### Entries taken from a collection
_ _ _ _ _ _ _
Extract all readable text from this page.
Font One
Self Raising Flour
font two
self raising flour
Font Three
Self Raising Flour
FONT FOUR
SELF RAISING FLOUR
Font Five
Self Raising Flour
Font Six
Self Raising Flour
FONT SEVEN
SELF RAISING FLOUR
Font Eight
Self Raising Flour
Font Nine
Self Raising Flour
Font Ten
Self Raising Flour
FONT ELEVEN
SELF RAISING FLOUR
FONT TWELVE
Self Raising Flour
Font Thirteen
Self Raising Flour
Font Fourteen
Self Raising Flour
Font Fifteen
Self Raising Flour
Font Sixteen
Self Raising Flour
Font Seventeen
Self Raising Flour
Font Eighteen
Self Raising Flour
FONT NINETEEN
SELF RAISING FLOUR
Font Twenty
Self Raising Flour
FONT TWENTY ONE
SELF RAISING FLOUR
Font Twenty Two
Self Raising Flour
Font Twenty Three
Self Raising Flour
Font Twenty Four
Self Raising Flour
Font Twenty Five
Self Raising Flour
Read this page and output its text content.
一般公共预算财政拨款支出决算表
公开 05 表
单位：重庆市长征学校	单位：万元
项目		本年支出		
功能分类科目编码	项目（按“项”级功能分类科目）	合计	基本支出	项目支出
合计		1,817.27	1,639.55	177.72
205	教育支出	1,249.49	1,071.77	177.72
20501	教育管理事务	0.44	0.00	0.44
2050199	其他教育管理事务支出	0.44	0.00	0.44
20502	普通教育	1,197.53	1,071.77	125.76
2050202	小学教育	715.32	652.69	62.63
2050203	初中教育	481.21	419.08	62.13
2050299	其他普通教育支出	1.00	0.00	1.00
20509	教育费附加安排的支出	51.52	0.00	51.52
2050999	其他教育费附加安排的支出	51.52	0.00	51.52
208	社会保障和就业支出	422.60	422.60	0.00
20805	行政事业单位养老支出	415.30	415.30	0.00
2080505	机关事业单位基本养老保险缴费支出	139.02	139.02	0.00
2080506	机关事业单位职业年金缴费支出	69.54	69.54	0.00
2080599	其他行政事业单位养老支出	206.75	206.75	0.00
_ _ _ _ _ _ _
### Exercise objective
Reproduce, word for word, only the lines from the one that contains "Read this page and output its text content." through the final line.

### Expected answer
Read this page and output its text content.
一般公共预算财政拨款支出决算表
公开 05 表
单位：重庆市长征学校	单位：万元
项目		本年支出		
功能分类科目编码	项目（按“项”级功能分类科目）	合计	基本支出	项目支出
合计		1,817.27	1,639.55	177.72
205	教育支出	1,249.49	1,071.77	177.72
20501	教育管理事务	0.44	0.00	0.44
2050199	其他教育管理事务支出	0.44	0.00	0.44
20502	普通教育	1,197.53	1,071.77	125.76
2050202	小学教育	715.32	652.69	62.63
2050203	初中教育	481.21	419.08	62.13
2050299	其他普通教育支出	1.00	0.00	1.00
20509	教育费附加安排的支出	51.52	0.00	51.52
2050999	其他教育费附加安排的支出	51.52	0.00	51.52
208	社会保障和就业支出	422.60	422.60	0.00
20805	行政事业单位养老支出	415.30	415.30	0.00
2080505	机关事业单位基本养老保险缴费支出	139.02	139.02	0.00
2080506	机关事业单位职业年金缴费支出	69.54	69.54	0.00
2080599	其他行政事业单位养老支出	206.75	206.75	0.00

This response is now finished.